**THE DATA:**
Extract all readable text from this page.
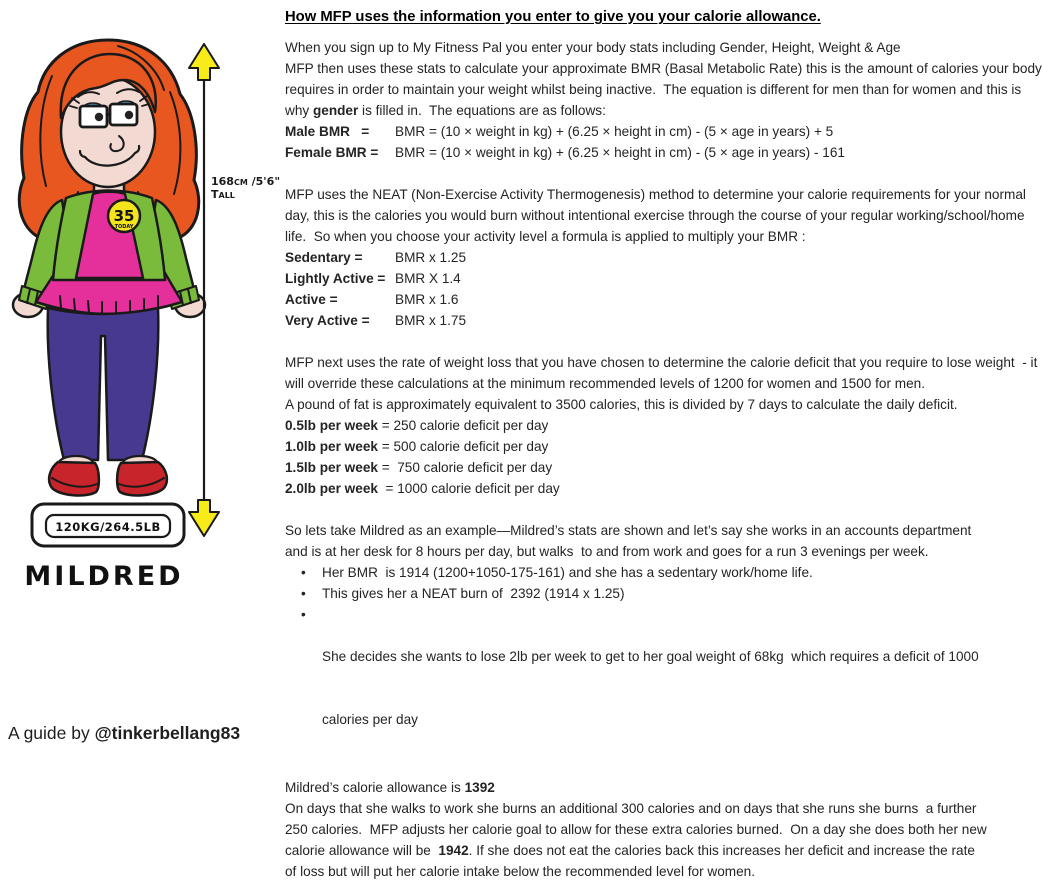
35
TODAY
120KG/264.5LB
MILDRED
168cm /5'6"
Tall
How MFP uses the information you enter to give you your calorie allowance.
When you sign up to My Fitness Pal you enter your body stats including Gender, Height, Weight & Age
MFP then uses these stats to calculate your approximate BMR (Basal Metabolic Rate) this is the amount of calories your body
requires in order to maintain your weight whilst being inactive.  The equation is different for men than for women and this is
why gender is filled in.  The equations are as follows:
Male BMR   =	BMR = (10 × weight in kg) + (6.25 × height in cm) - (5 × age in years) + 5
Female BMR =	BMR = (10 × weight in kg) + (6.25 × height in cm) - (5 × age in years) - 161
MFP uses the NEAT (Non-Exercise Activity Thermogenesis) method to determine your calorie requirements for your normal
day, this is the calories you would burn without intentional exercise through the course of your regular working/school/home
life.  So when you choose your activity level a formula is applied to multiply your BMR :
Sedentary =	BMR x 1.25
Lightly Active = BMR X 1.4
Active =	BMR x 1.6
Very Active =	BMR x 1.75
MFP next uses the rate of weight loss that you have chosen to determine the calorie deficit that you require to lose weight  - it
will override these calculations at the minimum recommended levels of 1200 for women and 1500 for men.
A pound of fat is approximately equivalent to 3500 calories, this is divided by 7 days to calculate the daily deficit.
0.5lb per week = 250 calorie deficit per day
1.0lb per week = 500 calorie deficit per day
1.5lb per week =  750 calorie deficit per day
2.0lb per week  = 1000 calorie deficit per day
So lets take Mildred as an example—Mildred’s stats are shown and let’s say she works in an accounts department
and is at her desk for 8 hours per day, but walks  to and from work and goes for a run 3 evenings per week.
•	Her BMR  is 1914 (1200+1050-175-161) and she has a sedentary work/home life.
•	This gives her a NEAT burn of  2392 (1914 x 1.25)
•

She decides she wants to lose 2lb per week to get to her goal weight of 68kg  which requires a deficit of 1000

calories per day

Mildred’s calorie allowance is 1392
On days that she walks to work she burns an additional 300 calories and on days that she runs she burns  a further
250 calories.  MFP adjusts her calorie goal to allow for these extra calories burned.  On a day she does both her new
calorie allowance will be  1942. If she does not eat the calories back this increases her deficit and increase the rate
of loss but will put her calorie intake below the recommended level for women.
A guide by @tinkerbellang83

**REQUIRED WORK:** Where does "years" appear in the listing? Show every line that has it.

**RESPONSE TO THIS EXERCISE:**
Male BMR   =	BMR = (10 × weight in kg) + (6.25 × height in cm) - (5 × age in years) + 5
Female BMR =	BMR = (10 × weight in kg) + (6.25 × height in cm) - (5 × age in years) - 161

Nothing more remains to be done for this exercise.